The exercise — Repeat the records below exactly.

Data entries —
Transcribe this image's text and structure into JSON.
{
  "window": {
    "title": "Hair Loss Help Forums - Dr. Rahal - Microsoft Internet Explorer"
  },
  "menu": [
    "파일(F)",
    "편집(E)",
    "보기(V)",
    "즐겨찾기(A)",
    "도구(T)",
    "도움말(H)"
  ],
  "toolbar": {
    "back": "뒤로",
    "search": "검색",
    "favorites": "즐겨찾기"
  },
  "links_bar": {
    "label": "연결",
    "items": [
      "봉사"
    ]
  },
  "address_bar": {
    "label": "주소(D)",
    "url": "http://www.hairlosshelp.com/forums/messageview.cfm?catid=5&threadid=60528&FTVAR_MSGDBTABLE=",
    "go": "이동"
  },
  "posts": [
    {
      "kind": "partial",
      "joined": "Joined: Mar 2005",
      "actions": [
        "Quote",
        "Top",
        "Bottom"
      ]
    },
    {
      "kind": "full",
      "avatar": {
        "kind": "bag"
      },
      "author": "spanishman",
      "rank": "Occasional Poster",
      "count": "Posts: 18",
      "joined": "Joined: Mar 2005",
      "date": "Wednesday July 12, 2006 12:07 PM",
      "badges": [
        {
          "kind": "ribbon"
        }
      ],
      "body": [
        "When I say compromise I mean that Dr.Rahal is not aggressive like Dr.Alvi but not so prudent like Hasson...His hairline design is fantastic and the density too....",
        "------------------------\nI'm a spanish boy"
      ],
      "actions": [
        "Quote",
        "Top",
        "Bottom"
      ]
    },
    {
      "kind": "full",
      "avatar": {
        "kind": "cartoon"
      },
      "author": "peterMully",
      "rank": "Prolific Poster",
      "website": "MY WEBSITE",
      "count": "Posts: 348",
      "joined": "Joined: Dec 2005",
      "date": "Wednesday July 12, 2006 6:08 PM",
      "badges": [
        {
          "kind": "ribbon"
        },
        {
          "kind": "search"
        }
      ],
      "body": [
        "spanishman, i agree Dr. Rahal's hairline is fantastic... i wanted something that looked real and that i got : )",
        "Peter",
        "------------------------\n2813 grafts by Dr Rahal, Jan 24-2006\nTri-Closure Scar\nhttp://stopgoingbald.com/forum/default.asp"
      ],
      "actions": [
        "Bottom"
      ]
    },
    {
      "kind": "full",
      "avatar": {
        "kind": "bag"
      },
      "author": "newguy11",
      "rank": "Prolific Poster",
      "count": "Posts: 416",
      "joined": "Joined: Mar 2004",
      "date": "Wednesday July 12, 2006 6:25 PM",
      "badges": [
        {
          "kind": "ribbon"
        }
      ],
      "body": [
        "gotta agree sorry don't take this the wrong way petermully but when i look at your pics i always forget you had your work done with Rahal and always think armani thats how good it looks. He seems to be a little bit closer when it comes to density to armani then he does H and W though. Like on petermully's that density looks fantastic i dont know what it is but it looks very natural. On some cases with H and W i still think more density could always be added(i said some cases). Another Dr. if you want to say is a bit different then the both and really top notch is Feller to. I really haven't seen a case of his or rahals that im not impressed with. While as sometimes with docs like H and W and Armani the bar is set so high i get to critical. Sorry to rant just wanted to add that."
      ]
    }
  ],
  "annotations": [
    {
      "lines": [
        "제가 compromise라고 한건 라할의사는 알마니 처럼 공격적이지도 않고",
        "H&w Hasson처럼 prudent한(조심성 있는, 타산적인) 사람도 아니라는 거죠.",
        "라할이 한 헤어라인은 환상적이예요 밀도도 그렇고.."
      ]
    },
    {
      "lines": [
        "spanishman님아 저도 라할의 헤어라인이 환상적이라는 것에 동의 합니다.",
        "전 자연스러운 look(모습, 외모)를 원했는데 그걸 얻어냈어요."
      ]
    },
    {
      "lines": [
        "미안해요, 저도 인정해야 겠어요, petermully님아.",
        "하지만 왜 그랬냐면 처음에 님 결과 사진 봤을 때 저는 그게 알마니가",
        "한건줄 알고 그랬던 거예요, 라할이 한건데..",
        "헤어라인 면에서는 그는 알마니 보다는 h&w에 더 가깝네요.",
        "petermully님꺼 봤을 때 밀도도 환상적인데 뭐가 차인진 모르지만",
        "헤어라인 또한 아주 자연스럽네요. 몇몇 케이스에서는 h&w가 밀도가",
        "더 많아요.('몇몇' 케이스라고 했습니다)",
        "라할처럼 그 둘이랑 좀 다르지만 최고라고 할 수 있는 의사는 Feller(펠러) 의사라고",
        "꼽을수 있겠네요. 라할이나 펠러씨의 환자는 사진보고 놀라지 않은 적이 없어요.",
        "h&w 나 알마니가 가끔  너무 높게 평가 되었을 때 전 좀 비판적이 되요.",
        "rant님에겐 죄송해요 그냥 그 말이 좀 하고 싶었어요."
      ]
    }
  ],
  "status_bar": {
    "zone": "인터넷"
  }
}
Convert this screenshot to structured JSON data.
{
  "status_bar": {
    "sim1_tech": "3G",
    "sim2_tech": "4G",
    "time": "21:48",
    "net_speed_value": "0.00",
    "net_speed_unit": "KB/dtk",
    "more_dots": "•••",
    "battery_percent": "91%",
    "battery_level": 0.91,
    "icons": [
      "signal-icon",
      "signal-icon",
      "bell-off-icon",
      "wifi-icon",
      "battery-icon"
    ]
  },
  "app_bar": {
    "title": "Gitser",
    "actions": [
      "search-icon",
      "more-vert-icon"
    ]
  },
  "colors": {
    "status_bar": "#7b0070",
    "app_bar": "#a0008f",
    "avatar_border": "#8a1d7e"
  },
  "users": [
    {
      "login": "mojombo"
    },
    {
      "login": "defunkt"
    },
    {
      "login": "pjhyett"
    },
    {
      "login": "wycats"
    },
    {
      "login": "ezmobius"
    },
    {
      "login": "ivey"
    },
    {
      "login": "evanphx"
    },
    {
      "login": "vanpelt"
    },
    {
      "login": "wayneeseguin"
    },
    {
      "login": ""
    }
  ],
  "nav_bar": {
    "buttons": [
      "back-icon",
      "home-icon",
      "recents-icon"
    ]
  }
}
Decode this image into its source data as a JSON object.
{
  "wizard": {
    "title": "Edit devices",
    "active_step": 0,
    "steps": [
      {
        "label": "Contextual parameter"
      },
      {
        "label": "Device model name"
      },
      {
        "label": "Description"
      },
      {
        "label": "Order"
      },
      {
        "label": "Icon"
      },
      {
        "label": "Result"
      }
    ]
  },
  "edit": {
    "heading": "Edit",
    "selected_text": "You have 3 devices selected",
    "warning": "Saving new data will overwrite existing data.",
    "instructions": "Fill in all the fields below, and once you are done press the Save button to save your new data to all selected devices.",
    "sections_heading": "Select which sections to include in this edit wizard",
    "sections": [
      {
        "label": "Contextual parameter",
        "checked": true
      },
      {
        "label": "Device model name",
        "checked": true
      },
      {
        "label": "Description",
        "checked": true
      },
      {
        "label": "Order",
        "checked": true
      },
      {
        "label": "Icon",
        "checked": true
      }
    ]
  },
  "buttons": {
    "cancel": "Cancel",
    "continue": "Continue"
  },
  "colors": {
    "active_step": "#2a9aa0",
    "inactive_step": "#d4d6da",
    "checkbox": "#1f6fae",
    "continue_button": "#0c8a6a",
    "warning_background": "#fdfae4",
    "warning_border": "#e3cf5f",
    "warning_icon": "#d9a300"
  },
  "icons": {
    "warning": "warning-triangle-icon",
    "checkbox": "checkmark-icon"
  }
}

Solution to this problem —
Transcribe this image's text and structure into JSON.
{
  "window": {
    "title": "Hair Loss Help Forums - Dr. Rahal - Microsoft Internet Explorer"
  },
  "menu": [
    "파일(F)",
    "편집(E)",
    "보기(V)",
    "즐겨찾기(A)",
    "도구(T)",
    "도움말(H)"
  ],
  "toolbar": {
    "back": "뒤로",
    "search": "검색",
    "favorites": "즐겨찾기"
  },
  "links_bar": {
    "label": "연결",
    "items": [
      "봉사"
    ]
  },
  "address_bar": {
    "label": "주소(D)",
    "url": "http://www.hairlosshelp.com/forums/messageview.cfm?catid=5&threadid=60528&FTVAR_MSGDBTABLE=",
    "go": "이동"
  },
  "posts": [
    {
      "kind": "partial",
      "joined": "Joined: Mar 2005",
      "actions": [
        "Quote",
        "Top",
        "Bottom"
      ]
    },
    {
      "kind": "full",
      "avatar": {
        "kind": "bag"
      },
      "author": "spanishman",
      "rank": "Occasional Poster",
      "count": "Posts: 18",
      "joined": "Joined: Mar 2005",
      "date": "Wednesday July 12, 2006 12:07 PM",
      "badges": [
        {
          "kind": "ribbon"
        }
      ],
      "body": [
        "When I say compromise I mean that Dr.Rahal is not aggressive like Dr.Alvi but not so prudent like Hasson...His hairline design is fantastic and the density too....",
        "------------------------\nI'm a spanish boy"
      ],
      "actions": [
        "Quote",
        "Top",
        "Bottom"
      ]
    },
    {
      "kind": "full",
      "avatar": {
        "kind": "cartoon"
      },
      "author": "peterMully",
      "rank": "Prolific Poster",
      "website": "MY WEBSITE",
      "count": "Posts: 348",
      "joined": "Joined: Dec 2005",
      "date": "Wednesday July 12, 2006 6:08 PM",
      "badges": [
        {
          "kind": "ribbon"
        },
        {
          "kind": "search"
        }
      ],
      "body": [
        "spanishman, i agree Dr. Rahal's hairline is fantastic... i wanted something that looked real and that i got : )",
        "Peter",
        "------------------------\n2813 grafts by Dr Rahal, Jan 24-2006\nTri-Closure Scar\nhttp://stopgoingbald.com/forum/default.asp"
      ],
      "actions": [
        "Bottom"
      ]
    },
    {
      "kind": "full",
      "avatar": {
        "kind": "bag"
      },
      "author": "newguy11",
      "rank": "Prolific Poster",
      "count": "Posts: 416",
      "joined": "Joined: Mar 2004",
      "date": "Wednesday July 12, 2006 6:25 PM",
      "badges": [
        {
          "kind": "ribbon"
        }
      ],
      "body": [
        "gotta agree sorry don't take this the wrong way petermully but when i look at your pics i always forget you had your work done with Rahal and always think armani thats how good it looks. He seems to be a little bit closer when it comes to density to armani then he does H and W though. Like on petermully's that density looks fantastic i dont know what it is but it looks very natural. On some cases with H and W i still think more density could always be added(i said some cases). Another Dr. if you want to say is a bit different then the both and really top notch is Feller to. I really haven't seen a case of his or rahals that im not impressed with. While as sometimes with docs like H and W and Armani the bar is set so high i get to critical. Sorry to rant just wanted to add that."
      ]
    }
  ],
  "annotations": [
    {
      "lines": [
        "제가 compromise라고 한건 라할의사는 알마니 처럼 공격적이지도 않고",
        "H&w Hasson처럼 prudent한(조심성 있는, 타산적인) 사람도 아니라는 거죠.",
        "라할이 한 헤어라인은 환상적이예요 밀도도 그렇고.."
      ]
    },
    {
      "lines": [
        "spanishman님아 저도 라할의 헤어라인이 환상적이라는 것에 동의 합니다.",
        "전 자연스러운 look(모습, 외모)를 원했는데 그걸 얻어냈어요."
      ]
    },
    {
      "lines": [
        "미안해요, 저도 인정해야 겠어요, petermully님아.",
        "하지만 왜 그랬냐면 처음에 님 결과 사진 봤을 때 저는 그게 알마니가",
        "한건줄 알고 그랬던 거예요, 라할이 한건데..",
        "헤어라인 면에서는 그는 알마니 보다는 h&w에 더 가깝네요.",
        "petermully님꺼 봤을 때 밀도도 환상적인데 뭐가 차인진 모르지만",
        "헤어라인 또한 아주 자연스럽네요. 몇몇 케이스에서는 h&w가 밀도가",
        "더 많아요.('몇몇' 케이스라고 했습니다)",
        "라할처럼 그 둘이랑 좀 다르지만 최고라고 할 수 있는 의사는 Feller(펠러) 의사라고",
        "꼽을수 있겠네요. 라할이나 펠러씨의 환자는 사진보고 놀라지 않은 적이 없어요.",
        "h&w 나 알마니가 가끔  너무 높게 평가 되었을 때 전 좀 비판적이 되요.",
        "rant님에겐 죄송해요 그냥 그 말이 좀 하고 싶었어요."
      ]
    }
  ],
  "status_bar": {
    "zone": "인터넷"
  }
}
Convert this screenshot to structured JSON data.
{
  "status_bar": {
    "sim1_tech": "3G",
    "sim2_tech": "4G",
    "time": "21:48",
    "net_speed_value": "0.00",
    "net_speed_unit": "KB/dtk",
    "more_dots": "•••",
    "battery_percent": "91%",
    "battery_level": 0.91,
    "icons": [
      "signal-icon",
      "signal-icon",
      "bell-off-icon",
      "wifi-icon",
      "battery-icon"
    ]
  },
  "app_bar": {
    "title": "Gitser",
    "actions": [
      "search-icon",
      "more-vert-icon"
    ]
  },
  "colors": {
    "status_bar": "#7b0070",
    "app_bar": "#a0008f",
    "avatar_border": "#8a1d7e"
  },
  "users": [
    {
      "login": "mojombo"
    },
    {
      "login": "defunkt"
    },
    {
      "login": "pjhyett"
    },
    {
      "login": "wycats"
    },
    {
      "login": "ezmobius"
    },
    {
      "login": "ivey"
    },
    {
      "login": "evanphx"
    },
    {
      "login": "vanpelt"
    },
    {
      "login": "wayneeseguin"
    },
    {
      "login": ""
    }
  ],
  "nav_bar": {
    "buttons": [
      "back-icon",
      "home-icon",
      "recents-icon"
    ]
  }
}
Decode this image into its source data as a JSON object.
{
  "wizard": {
    "title": "Edit devices",
    "active_step": 0,
    "steps": [
      {
        "label": "Contextual parameter"
      },
      {
        "label": "Device model name"
      },
      {
        "label": "Description"
      },
      {
        "label": "Order"
      },
      {
        "label": "Icon"
      },
      {
        "label": "Result"
      }
    ]
  },
  "edit": {
    "heading": "Edit",
    "selected_text": "You have 3 devices selected",
    "warning": "Saving new data will overwrite existing data.",
    "instructions": "Fill in all the fields below, and once you are done press the Save button to save your new data to all selected devices.",
    "sections_heading": "Select which sections to include in this edit wizard",
    "sections": [
      {
        "label": "Contextual parameter",
        "checked": true
      },
      {
        "label": "Device model name",
        "checked": true
      },
      {
        "label": "Description",
        "checked": true
      },
      {
        "label": "Order",
        "checked": true
      },
      {
        "label": "Icon",
        "checked": true
      }
    ]
  },
  "buttons": {
    "cancel": "Cancel",
    "continue": "Continue"
  },
  "colors": {
    "active_step": "#2a9aa0",
    "inactive_step": "#d4d6da",
    "checkbox": "#1f6fae",
    "continue_button": "#0c8a6a",
    "warning_background": "#fdfae4",
    "warning_border": "#e3cf5f",
    "warning_icon": "#d9a300"
  },
  "icons": {
    "warning": "warning-triangle-icon",
    "checkbox": "checkmark-icon"
  }
}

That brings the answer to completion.